*Prompt*
Omit every picture while repeating the entries exactly.
** Start Input material **
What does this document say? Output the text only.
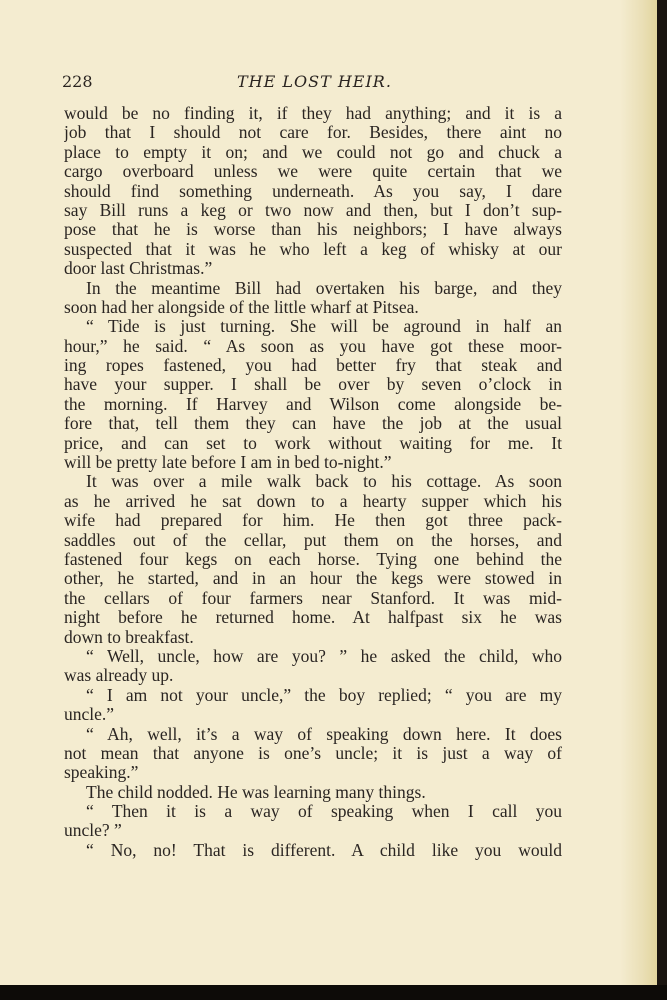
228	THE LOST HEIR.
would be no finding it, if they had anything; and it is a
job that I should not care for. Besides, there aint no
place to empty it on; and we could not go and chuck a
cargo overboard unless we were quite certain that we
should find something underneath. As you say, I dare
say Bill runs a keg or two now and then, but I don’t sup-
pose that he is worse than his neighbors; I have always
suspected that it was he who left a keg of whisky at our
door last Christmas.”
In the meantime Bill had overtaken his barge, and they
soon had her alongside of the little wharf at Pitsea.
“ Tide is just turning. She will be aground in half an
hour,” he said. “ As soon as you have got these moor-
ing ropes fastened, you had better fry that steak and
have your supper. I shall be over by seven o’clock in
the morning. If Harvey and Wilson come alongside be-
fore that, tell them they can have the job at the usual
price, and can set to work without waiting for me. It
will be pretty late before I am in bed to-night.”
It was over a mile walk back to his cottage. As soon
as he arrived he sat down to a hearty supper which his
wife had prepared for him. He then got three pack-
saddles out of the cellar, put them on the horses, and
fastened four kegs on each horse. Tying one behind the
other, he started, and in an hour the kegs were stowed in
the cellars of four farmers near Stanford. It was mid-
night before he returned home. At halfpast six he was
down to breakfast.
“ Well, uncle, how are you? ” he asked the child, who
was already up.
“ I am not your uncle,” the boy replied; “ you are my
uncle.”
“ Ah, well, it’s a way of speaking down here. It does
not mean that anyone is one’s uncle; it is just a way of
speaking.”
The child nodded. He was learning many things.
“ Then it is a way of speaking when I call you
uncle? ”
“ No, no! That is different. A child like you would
** End Input material **
*Full response*
What does this document say? Output the text only.
228	THE LOST HEIR.
would be no finding it, if they had anything; and it is a
job that I should not care for. Besides, there aint no
place to empty it on; and we could not go and chuck a
cargo overboard unless we were quite certain that we
should find something underneath. As you say, I dare
say Bill runs a keg or two now and then, but I don’t sup-
pose that he is worse than his neighbors; I have always
suspected that it was he who left a keg of whisky at our
door last Christmas.”
In the meantime Bill had overtaken his barge, and they
soon had her alongside of the little wharf at Pitsea.
“ Tide is just turning. She will be aground in half an
hour,” he said. “ As soon as you have got these moor-
ing ropes fastened, you had better fry that steak and
have your supper. I shall be over by seven o’clock in
the morning. If Harvey and Wilson come alongside be-
fore that, tell them they can have the job at the usual
price, and can set to work without waiting for me. It
will be pretty late before I am in bed to-night.”
It was over a mile walk back to his cottage. As soon
as he arrived he sat down to a hearty supper which his
wife had prepared for him. He then got three pack-
saddles out of the cellar, put them on the horses, and
fastened four kegs on each horse. Tying one behind the
other, he started, and in an hour the kegs were stowed in
the cellars of four farmers near Stanford. It was mid-
night before he returned home. At halfpast six he was
down to breakfast.
“ Well, uncle, how are you? ” he asked the child, who
was already up.
“ I am not your uncle,” the boy replied; “ you are my
uncle.”
“ Ah, well, it’s a way of speaking down here. It does
not mean that anyone is one’s uncle; it is just a way of
speaking.”
The child nodded. He was learning many things.
“ Then it is a way of speaking when I call you
uncle? ”
“ No, no! That is different. A child like you would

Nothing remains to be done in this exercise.